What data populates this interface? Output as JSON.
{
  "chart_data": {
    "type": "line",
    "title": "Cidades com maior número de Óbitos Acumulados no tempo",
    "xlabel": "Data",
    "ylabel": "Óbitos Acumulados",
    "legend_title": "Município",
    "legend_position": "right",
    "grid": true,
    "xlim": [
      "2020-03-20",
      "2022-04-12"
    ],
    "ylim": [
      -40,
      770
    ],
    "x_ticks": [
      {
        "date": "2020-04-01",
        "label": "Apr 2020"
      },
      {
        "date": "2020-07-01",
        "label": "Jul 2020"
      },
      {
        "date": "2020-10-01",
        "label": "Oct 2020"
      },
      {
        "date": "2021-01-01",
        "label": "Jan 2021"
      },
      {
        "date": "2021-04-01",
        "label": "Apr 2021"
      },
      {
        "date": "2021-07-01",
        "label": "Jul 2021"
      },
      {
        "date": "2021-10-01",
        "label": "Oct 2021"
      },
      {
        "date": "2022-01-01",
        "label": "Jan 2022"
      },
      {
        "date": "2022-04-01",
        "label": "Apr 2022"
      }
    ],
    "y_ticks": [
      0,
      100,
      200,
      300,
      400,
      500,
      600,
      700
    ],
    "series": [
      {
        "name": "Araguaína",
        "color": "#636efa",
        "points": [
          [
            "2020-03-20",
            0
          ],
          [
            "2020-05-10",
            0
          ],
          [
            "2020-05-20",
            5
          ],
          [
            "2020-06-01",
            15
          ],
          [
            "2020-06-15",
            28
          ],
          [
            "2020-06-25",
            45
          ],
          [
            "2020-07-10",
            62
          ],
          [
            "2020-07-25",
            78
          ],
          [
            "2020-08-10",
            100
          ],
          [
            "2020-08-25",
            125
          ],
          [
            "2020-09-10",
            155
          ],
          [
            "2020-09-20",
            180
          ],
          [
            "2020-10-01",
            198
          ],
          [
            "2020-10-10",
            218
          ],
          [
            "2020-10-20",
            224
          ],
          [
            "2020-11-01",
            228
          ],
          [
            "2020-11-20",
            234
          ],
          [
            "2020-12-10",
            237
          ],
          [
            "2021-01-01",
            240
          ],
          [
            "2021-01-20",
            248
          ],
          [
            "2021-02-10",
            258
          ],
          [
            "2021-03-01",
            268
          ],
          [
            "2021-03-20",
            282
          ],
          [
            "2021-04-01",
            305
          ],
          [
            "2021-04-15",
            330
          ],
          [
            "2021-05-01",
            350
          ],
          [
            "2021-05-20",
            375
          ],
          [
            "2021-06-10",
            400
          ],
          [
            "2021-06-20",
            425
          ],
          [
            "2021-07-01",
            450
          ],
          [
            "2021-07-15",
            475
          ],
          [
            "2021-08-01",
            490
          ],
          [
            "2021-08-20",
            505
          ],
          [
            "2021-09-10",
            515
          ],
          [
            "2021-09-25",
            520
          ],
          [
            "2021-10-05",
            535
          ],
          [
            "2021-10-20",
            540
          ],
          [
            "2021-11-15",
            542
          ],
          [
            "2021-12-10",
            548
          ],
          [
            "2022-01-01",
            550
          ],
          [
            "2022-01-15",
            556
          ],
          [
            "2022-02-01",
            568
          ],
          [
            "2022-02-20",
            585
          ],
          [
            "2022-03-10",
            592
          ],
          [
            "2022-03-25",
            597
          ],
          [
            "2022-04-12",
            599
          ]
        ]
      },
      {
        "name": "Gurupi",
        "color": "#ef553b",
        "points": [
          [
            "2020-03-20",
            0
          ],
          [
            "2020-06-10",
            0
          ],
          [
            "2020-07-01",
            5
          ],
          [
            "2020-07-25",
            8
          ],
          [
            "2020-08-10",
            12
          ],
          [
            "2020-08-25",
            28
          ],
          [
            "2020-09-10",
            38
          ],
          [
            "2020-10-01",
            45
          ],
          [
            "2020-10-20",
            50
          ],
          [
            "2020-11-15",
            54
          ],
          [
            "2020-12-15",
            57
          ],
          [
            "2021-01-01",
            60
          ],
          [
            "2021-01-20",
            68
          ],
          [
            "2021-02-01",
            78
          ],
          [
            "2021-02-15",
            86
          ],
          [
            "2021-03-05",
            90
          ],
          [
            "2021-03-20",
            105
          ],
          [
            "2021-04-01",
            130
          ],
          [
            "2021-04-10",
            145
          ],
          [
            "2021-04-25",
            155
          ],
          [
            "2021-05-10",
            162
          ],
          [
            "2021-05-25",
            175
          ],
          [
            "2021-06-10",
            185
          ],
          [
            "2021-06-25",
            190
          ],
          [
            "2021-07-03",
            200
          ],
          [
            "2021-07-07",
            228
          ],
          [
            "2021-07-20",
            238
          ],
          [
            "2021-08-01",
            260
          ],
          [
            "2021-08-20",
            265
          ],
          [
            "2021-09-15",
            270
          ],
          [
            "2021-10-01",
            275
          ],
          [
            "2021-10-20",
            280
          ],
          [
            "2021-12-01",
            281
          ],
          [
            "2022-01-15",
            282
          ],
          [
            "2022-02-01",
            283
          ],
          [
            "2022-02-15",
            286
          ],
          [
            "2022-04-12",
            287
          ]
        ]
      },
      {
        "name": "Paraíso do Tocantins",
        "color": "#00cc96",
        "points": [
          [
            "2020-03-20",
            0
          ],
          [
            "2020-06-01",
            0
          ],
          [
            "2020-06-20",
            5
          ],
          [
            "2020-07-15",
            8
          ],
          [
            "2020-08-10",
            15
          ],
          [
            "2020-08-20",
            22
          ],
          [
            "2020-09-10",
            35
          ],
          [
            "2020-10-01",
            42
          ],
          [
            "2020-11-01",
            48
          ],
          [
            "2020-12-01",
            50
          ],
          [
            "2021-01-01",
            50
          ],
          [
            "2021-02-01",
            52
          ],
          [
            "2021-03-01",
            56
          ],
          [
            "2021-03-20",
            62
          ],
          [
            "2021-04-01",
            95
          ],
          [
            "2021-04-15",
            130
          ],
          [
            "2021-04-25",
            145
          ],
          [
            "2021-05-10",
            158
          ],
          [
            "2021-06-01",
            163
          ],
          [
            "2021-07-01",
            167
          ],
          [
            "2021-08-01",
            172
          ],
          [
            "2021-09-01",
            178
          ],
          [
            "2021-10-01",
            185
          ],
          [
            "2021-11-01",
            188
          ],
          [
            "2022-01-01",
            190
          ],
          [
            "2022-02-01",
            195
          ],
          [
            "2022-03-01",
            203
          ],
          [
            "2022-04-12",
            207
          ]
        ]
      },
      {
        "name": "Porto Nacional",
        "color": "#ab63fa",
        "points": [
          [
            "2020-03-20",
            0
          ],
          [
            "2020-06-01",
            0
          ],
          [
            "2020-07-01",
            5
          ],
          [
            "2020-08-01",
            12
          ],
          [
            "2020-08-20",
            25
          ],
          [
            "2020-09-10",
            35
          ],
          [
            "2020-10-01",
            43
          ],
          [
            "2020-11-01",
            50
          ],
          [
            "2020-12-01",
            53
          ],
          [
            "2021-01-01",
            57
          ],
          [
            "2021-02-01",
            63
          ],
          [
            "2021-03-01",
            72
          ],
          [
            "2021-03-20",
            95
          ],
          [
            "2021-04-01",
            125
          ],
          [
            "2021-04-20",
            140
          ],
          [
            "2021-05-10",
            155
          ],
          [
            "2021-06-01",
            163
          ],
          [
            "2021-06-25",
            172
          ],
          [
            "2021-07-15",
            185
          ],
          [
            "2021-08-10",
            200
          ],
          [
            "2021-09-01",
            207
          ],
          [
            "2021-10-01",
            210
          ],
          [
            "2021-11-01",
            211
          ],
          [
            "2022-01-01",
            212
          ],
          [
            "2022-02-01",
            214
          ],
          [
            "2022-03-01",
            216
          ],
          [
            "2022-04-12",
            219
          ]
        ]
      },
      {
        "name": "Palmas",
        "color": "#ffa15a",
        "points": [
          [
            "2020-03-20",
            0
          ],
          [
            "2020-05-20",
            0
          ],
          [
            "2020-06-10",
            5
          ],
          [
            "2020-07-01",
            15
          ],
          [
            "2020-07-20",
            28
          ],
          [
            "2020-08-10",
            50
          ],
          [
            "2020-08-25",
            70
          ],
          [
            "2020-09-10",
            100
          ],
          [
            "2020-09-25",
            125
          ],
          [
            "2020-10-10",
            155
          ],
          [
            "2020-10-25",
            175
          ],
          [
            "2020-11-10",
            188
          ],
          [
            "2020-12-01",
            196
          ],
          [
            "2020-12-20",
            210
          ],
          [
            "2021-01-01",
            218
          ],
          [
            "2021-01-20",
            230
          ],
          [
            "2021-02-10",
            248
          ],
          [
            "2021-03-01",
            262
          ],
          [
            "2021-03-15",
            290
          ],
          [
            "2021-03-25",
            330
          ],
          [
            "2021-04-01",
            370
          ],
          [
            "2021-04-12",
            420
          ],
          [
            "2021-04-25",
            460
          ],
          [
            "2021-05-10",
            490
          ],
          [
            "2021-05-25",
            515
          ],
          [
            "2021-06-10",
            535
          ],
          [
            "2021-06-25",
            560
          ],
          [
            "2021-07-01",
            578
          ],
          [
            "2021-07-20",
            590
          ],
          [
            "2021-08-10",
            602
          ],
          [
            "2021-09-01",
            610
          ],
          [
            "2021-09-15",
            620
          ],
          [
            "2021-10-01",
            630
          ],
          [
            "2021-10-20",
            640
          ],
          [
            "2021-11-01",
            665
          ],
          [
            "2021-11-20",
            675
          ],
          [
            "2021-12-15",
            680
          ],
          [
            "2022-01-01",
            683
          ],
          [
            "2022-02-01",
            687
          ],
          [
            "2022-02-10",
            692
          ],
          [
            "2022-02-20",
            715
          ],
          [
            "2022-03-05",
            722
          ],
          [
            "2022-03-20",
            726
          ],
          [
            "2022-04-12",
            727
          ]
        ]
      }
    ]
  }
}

- Exercise task
Search the records above for the string "Óbitos". Copy every line that contains it.

- Result
    "title": "Cidades com maior número de Óbitos Acumulados no tempo",
    "ylabel": "Óbitos Acumulados",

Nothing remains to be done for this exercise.